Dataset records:
———
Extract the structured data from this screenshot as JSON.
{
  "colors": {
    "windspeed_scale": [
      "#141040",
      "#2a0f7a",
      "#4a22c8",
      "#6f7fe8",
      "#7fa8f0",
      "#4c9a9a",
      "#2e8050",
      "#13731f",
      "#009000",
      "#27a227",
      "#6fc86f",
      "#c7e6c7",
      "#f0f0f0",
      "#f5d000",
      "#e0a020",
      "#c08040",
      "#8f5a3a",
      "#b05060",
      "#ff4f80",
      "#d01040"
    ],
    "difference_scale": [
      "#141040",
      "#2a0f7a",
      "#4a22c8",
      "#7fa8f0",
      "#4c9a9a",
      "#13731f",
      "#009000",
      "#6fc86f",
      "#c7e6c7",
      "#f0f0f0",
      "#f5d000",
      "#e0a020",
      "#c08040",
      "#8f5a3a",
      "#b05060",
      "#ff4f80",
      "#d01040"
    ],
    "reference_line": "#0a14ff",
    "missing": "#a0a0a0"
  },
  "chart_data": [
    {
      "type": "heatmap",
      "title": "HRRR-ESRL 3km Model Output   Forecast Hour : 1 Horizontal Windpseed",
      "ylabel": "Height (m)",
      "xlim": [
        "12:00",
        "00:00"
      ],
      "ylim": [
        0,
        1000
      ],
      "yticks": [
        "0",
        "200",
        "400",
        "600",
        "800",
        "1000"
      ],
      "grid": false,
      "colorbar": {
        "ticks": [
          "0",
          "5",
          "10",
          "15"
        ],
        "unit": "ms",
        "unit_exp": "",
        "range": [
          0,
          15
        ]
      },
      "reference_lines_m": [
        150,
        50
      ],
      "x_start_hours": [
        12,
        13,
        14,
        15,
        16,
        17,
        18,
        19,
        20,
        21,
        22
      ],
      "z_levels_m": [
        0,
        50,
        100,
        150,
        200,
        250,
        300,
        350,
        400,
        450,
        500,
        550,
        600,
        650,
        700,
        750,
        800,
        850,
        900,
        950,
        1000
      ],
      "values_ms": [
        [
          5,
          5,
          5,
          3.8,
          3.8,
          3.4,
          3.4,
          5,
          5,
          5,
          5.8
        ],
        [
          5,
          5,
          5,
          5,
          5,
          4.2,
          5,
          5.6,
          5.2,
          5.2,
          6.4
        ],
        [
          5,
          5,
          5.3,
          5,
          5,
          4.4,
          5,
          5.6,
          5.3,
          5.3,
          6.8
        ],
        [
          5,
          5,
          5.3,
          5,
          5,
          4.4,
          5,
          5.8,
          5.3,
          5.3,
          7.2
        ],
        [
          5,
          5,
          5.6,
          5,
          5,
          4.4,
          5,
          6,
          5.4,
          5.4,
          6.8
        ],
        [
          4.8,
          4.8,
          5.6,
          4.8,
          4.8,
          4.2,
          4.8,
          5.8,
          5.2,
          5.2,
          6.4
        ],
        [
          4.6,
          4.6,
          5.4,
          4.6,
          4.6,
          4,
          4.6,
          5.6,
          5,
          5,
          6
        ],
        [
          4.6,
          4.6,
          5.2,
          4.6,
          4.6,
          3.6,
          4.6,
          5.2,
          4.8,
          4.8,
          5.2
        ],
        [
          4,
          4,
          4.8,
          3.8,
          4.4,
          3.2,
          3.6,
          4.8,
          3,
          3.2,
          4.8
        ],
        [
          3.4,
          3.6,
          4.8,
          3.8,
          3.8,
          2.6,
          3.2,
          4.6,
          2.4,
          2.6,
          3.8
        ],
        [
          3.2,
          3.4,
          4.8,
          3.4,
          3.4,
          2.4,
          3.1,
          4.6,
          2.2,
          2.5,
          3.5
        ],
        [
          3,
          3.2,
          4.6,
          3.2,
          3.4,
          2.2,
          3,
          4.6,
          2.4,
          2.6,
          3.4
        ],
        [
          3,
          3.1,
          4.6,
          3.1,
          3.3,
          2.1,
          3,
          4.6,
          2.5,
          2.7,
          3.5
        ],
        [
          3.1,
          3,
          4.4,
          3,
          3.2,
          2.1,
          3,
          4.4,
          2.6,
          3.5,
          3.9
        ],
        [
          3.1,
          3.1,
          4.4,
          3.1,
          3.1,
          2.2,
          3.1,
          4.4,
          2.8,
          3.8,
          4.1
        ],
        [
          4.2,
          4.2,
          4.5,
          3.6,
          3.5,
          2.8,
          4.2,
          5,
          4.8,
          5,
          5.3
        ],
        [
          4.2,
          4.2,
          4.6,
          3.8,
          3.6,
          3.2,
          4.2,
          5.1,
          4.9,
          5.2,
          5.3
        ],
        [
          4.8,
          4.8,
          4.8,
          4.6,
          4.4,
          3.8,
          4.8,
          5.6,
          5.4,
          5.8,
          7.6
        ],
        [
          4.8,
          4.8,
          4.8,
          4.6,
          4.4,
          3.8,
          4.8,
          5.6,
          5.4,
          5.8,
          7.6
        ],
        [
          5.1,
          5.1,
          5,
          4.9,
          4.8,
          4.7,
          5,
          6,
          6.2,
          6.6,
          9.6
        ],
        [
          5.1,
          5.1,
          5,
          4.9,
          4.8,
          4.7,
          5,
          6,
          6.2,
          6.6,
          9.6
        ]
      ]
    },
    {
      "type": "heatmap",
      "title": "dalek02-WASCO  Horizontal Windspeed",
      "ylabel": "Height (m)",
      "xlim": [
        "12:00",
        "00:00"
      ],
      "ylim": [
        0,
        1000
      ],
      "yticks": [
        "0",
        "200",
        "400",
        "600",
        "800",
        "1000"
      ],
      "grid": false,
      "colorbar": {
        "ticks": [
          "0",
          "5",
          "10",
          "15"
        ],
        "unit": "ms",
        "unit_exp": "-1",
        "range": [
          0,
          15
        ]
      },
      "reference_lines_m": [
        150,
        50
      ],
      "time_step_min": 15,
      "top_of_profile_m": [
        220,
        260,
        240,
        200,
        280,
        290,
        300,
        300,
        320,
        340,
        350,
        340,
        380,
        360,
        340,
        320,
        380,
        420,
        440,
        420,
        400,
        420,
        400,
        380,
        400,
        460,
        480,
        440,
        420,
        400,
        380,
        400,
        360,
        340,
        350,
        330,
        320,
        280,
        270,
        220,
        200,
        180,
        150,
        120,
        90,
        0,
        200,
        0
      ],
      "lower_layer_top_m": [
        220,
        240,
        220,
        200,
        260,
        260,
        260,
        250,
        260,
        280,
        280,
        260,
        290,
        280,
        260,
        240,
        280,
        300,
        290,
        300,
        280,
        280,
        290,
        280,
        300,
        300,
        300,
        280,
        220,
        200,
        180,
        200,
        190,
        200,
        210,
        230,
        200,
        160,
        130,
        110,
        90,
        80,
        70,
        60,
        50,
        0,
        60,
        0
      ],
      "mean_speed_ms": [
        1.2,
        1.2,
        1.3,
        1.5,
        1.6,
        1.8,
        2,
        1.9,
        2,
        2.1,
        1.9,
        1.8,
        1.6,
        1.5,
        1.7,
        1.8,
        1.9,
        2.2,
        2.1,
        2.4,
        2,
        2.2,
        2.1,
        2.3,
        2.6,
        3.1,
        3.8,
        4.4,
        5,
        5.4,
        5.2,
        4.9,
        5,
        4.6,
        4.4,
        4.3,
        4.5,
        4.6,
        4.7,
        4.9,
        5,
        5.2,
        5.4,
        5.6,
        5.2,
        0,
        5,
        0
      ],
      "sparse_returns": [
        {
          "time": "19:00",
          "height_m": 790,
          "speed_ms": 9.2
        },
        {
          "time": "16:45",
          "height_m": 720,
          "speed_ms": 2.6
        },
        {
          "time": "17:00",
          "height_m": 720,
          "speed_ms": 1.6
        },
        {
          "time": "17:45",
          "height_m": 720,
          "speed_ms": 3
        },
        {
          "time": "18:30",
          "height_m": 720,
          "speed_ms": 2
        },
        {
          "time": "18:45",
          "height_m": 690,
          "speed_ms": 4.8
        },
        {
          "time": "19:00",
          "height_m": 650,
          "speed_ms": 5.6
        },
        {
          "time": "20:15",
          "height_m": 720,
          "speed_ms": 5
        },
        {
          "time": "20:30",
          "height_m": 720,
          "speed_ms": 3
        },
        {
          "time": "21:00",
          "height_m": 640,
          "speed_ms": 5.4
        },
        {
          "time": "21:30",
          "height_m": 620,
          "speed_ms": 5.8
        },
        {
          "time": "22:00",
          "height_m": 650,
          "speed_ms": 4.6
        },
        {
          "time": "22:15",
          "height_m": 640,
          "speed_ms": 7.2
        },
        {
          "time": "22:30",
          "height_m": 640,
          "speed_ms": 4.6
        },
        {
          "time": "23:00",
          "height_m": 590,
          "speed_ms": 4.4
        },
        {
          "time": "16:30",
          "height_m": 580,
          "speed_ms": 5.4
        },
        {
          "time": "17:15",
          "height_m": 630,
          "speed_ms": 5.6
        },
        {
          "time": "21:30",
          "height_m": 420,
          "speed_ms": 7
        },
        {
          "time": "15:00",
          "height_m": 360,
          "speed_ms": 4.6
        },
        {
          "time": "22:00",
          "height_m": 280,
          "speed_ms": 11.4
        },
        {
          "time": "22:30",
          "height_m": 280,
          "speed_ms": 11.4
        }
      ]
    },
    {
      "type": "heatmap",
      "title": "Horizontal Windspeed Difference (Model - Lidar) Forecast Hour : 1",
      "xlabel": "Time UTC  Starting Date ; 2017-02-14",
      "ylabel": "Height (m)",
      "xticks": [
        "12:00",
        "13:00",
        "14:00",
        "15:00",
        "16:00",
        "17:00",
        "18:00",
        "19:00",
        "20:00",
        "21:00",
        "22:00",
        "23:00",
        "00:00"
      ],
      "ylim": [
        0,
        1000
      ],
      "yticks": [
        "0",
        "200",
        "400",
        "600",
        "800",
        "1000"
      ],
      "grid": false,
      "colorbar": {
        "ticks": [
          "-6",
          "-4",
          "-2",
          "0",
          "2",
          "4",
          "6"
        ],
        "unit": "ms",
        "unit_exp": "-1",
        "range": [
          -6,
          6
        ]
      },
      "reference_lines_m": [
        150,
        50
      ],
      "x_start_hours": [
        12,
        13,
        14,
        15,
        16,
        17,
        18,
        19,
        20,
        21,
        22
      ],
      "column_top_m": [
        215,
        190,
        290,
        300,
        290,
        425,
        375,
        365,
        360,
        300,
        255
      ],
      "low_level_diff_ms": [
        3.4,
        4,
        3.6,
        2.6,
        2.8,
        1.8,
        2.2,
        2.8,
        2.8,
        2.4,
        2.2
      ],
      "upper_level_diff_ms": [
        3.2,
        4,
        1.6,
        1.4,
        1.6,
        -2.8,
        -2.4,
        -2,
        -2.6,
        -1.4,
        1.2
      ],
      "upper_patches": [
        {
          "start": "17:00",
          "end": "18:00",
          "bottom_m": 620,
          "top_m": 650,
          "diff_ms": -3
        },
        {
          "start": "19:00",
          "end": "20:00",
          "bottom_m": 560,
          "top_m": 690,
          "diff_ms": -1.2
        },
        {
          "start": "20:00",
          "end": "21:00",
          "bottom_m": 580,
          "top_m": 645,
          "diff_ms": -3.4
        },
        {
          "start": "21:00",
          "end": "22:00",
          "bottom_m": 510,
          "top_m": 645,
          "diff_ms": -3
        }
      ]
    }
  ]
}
———
▸ **EXERCISE BRIEF**
Scan the listing above for the word "title" and copy every line that holds it.

▸ **PROBLEM SOLUTION**
      "title": "HRRR-ESRL 3km Model Output   Forecast Hour : 1 Horizontal Windpseed",
      "title": "dalek02-WASCO  Horizontal Windspeed",
      "title": "Horizontal Windspeed Difference (Model - Lidar) Forecast Hour : 1",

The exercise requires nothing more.